Last updated: April 2026. Written by Nora Grace, social engineering consultant and cybersecurity writer with experience advising European SMEs on penetration testing and security awareness programs.

Quick Answer

The top bug bounty websites in 2026 are HackerOne, Bugcrowd, Intigriti, YesWeHack, Synack, Immunefi, HackenProof, and Open Bug Bounty. HackerOne leads in program volume and researcher community. Intigriti and Bugcrowd are the most beginner-friendly. Synack is invite-only with higher payouts. Immunefi specializes in Web3 and crypto. Payouts range from 100 dollars for low-severity findings to over 100,000 dollars for critical bugs at top-tier programs.

A client in Munich asked me last week what the fastest way was for her junior analyst to start building real offensive security experience without blowing the training budget. My answer surprised her. I said register on a bug bounty platform like HackerOne or Intigriti tonight, pick one program, and spend a weekend reading the scope document. That is not a replacement for structured training or certifications, but it is the closest thing the industry has to a working gym for hackers, and it is open to anyone with an internet connection and the patience to read the rules.

Bug bounty websites are the bridge between learning about vulnerabilities and actually finding them in production systems. Platforms like HackerOne, Bugcrowd, Intigriti, and Synack let companies crowdsource security testing across thousands of researchers, and they let researchers legally probe real targets and get paid when they find something worth fixing. In the years I have spent running phishing simulations and advising European SMEs on their security posture, I have watched this market grow from a niche hobby to a legitimate career path. So let’s walk through the platforms that matter in 2026, who each one fits, and how to think about picking a starting point.

==================================================

Work item: Please carry on the bug bounty websites article from the point where it stops.

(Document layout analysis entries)
==================================================

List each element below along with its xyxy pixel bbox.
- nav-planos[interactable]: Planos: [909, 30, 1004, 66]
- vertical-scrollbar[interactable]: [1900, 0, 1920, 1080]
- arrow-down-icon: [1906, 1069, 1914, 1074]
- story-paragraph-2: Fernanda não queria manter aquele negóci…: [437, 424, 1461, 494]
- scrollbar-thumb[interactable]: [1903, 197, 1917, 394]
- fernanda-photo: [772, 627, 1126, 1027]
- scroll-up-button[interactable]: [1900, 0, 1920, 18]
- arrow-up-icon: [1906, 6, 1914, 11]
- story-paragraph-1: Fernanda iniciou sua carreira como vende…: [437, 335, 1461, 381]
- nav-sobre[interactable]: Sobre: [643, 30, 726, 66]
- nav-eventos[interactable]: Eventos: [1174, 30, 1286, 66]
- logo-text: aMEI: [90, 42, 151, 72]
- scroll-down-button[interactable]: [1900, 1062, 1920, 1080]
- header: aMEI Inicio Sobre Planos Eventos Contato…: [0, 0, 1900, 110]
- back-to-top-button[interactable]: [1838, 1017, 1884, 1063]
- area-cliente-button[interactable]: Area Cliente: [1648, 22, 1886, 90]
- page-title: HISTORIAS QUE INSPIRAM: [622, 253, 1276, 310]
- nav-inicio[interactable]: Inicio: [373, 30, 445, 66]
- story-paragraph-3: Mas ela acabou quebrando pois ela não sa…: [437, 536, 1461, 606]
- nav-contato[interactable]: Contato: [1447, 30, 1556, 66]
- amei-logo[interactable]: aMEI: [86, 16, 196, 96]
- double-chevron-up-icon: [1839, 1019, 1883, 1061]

==================================================

Task answer:
HackerOne currently holds roughly 38 percent of the bug bounty market by practitioner mind share, followed closely by Bugcrowd at around 32 percent. But market share is not the same as the right fit for you. A smaller, more focused platform often pays off better for a new researcher than the biggest name in the space.


What a Bug Bounty Platform Actually Does

Before we get into which site to use, it helps to understand what these platforms are really doing behind the scenes. A bug bounty platform is a marketplace, a legal framework, and a triage service rolled into one. Companies that want outside testers publish a program on the platform with a scope document that says which assets are fair game, which vulnerability types pay the most, which behaviors are off limits, and how much they will pay for findings at each severity level.

Researchers sign up, agree to the platform’s rules, and then test the in-scope assets. When they find something, they submit a report through the platform. A triage team, sometimes the platform’s staff, sometimes the company’s own security team, validates the finding, confirms the severity, and approves payment. The platform handles the payment logistics, the NDA, the disclosure timeline, and in many cases the tax forms. That administrative layer is the real product.

For the company, this is continuous security testing at variable cost. They pay only for findings that actually matter. For the researcher, it is a way to do legal hacking on real systems and build a public reputation through reputation scores, signal-to-noise ratios, and hall-of-fame listings. That reputation matters. Invite-only programs are where the real money lives, and you only get invited after you prove you write clean reports and don’t submit junk.

Bug bounty platforms are not the same as vulnerability disclosure programs, even though they often live on the same website. A VDP is a channel for good-faith reports without any promise of payment. A bug bounty program promises payment for valid findings. Many companies run both, with the VDP acting as a catch-all and the paid program focused on specific high-value assets.


Bug Bounty Platforms Compared at a Glance

Here is a quick comparison of the major bug bounty websites by typical payout range, regional focus, and who each platform best serves.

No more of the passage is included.